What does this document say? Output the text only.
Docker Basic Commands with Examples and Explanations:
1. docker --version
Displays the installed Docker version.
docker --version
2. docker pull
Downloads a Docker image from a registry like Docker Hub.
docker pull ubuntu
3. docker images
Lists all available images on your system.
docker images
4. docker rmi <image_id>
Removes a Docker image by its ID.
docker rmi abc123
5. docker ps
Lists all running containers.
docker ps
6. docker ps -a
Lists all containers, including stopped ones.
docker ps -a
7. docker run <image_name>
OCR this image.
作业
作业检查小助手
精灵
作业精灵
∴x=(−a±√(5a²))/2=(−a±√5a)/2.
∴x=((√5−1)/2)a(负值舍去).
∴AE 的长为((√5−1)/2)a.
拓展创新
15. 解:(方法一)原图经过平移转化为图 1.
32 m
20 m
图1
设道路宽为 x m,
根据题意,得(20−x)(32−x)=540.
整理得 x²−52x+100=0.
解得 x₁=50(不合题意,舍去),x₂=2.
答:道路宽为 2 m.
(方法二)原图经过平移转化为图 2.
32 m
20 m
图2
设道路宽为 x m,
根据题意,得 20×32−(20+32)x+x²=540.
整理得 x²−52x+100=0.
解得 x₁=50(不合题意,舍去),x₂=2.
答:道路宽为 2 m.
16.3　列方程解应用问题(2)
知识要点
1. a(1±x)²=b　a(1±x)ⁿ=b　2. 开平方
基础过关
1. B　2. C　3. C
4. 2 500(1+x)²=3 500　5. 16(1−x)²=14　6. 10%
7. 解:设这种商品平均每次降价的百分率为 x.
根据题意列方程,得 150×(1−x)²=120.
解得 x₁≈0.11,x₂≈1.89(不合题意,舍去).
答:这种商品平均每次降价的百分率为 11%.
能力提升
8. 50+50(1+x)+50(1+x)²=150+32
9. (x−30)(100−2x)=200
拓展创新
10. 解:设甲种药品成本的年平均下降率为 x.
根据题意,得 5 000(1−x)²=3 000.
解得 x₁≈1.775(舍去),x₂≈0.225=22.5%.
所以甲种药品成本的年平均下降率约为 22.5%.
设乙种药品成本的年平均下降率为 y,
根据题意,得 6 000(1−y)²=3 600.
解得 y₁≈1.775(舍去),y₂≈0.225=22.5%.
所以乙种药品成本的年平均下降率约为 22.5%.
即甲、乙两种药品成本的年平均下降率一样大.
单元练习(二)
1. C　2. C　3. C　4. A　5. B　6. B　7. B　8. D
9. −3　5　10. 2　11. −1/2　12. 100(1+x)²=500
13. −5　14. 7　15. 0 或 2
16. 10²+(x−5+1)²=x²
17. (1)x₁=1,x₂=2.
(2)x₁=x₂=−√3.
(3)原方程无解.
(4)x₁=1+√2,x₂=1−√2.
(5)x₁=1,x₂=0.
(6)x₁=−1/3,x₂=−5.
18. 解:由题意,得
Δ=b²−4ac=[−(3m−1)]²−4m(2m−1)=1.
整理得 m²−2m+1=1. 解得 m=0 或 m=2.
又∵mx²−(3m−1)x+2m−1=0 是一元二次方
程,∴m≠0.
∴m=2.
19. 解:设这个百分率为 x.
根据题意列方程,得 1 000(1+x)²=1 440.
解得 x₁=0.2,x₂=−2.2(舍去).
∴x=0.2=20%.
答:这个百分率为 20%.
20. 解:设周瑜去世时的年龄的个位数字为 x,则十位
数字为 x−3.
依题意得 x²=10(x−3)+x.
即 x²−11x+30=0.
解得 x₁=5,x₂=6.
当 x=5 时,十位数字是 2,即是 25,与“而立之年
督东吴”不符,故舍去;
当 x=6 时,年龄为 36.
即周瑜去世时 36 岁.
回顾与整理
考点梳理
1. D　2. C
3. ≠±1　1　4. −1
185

> [The task]: From the records above, work out how many lines contain the string "根据题意列方程". Give only the number.

> [Answer for the task]: 2